> _EXERCISE REQUIREMENTS_
Please retype everything from the first of the lines below down to the one containing "project-date: TBD (541, 429, 575, 448)", including that line, keeping every character unchanged.

-- Begin DATA TO USE --

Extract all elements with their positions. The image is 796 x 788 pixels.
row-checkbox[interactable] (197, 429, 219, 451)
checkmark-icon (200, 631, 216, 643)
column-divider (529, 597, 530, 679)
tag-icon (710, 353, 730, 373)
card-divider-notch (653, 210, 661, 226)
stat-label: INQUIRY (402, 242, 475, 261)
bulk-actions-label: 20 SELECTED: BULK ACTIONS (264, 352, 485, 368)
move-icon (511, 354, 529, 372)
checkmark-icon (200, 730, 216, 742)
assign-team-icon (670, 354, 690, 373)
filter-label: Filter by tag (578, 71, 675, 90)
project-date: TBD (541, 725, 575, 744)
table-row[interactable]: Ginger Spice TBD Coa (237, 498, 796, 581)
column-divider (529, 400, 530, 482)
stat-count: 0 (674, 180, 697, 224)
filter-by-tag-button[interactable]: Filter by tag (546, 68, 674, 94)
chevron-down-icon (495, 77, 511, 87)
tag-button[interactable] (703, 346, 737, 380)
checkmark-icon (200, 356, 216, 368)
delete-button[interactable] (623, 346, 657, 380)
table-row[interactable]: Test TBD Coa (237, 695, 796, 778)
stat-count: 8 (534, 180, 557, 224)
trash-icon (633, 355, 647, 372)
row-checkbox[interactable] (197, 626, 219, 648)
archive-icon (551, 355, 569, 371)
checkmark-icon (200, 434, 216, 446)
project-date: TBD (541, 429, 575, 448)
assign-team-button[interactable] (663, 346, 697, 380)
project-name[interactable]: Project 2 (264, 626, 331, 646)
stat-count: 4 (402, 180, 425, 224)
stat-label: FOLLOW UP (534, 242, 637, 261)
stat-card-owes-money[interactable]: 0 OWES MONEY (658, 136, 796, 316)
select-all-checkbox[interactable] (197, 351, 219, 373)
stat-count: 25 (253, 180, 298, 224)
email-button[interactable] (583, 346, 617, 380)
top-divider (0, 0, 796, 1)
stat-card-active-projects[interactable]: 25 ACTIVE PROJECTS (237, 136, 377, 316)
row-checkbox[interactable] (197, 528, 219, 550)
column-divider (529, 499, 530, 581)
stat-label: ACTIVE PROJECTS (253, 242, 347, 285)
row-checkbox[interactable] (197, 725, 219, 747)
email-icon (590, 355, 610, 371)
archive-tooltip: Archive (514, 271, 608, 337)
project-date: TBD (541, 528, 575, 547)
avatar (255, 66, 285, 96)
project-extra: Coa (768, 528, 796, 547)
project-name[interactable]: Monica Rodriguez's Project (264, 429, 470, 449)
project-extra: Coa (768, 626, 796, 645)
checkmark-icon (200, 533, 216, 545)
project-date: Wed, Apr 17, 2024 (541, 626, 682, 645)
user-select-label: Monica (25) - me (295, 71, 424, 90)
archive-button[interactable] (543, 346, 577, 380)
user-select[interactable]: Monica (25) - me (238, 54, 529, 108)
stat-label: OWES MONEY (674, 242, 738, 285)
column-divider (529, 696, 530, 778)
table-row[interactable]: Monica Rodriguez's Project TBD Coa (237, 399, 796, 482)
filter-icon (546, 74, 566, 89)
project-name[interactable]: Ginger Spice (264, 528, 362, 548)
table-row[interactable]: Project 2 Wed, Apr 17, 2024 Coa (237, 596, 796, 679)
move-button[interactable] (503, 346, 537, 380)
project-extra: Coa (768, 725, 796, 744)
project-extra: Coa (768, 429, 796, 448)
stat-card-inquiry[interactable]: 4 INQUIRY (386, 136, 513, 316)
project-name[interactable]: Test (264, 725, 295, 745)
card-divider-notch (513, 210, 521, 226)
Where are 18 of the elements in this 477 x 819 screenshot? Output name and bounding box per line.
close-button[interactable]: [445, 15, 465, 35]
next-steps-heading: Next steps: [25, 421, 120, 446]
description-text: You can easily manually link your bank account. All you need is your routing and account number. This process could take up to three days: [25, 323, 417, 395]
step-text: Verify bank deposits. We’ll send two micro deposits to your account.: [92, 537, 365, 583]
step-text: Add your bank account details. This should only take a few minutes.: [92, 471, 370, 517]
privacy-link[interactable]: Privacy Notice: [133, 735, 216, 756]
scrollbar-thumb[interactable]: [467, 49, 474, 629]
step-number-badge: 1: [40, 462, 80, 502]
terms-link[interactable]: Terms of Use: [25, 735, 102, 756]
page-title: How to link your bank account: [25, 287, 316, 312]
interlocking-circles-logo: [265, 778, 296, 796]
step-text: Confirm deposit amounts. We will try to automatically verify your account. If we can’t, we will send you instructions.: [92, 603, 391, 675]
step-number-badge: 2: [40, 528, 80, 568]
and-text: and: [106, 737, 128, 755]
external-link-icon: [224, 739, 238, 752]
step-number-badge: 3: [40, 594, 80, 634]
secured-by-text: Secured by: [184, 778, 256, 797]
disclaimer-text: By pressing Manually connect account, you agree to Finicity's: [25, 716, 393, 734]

-- End DATA TO USE --

> _TASK RESPONSE_
Extract all elements with their positions. The image is 796 x 788 pixels.
row-checkbox[interactable] (197, 429, 219, 451)
checkmark-icon (200, 631, 216, 643)
column-divider (529, 597, 530, 679)
tag-icon (710, 353, 730, 373)
card-divider-notch (653, 210, 661, 226)
stat-label: INQUIRY (402, 242, 475, 261)
bulk-actions-label: 20 SELECTED: BULK ACTIONS (264, 352, 485, 368)
move-icon (511, 354, 529, 372)
checkmark-icon (200, 730, 216, 742)
assign-team-icon (670, 354, 690, 373)
filter-label: Filter by tag (578, 71, 675, 90)
project-date: TBD (541, 725, 575, 744)
table-row[interactable]: Ginger Spice TBD Coa (237, 498, 796, 581)
column-divider (529, 400, 530, 482)
stat-count: 0 (674, 180, 697, 224)
filter-by-tag-button[interactable]: Filter by tag (546, 68, 674, 94)
chevron-down-icon (495, 77, 511, 87)
tag-button[interactable] (703, 346, 737, 380)
checkmark-icon (200, 356, 216, 368)
delete-button[interactable] (623, 346, 657, 380)
table-row[interactable]: Test TBD Coa (237, 695, 796, 778)
stat-count: 8 (534, 180, 557, 224)
trash-icon (633, 355, 647, 372)
row-checkbox[interactable] (197, 626, 219, 648)
archive-icon (551, 355, 569, 371)
checkmark-icon (200, 434, 216, 446)
project-date: TBD (541, 429, 575, 448)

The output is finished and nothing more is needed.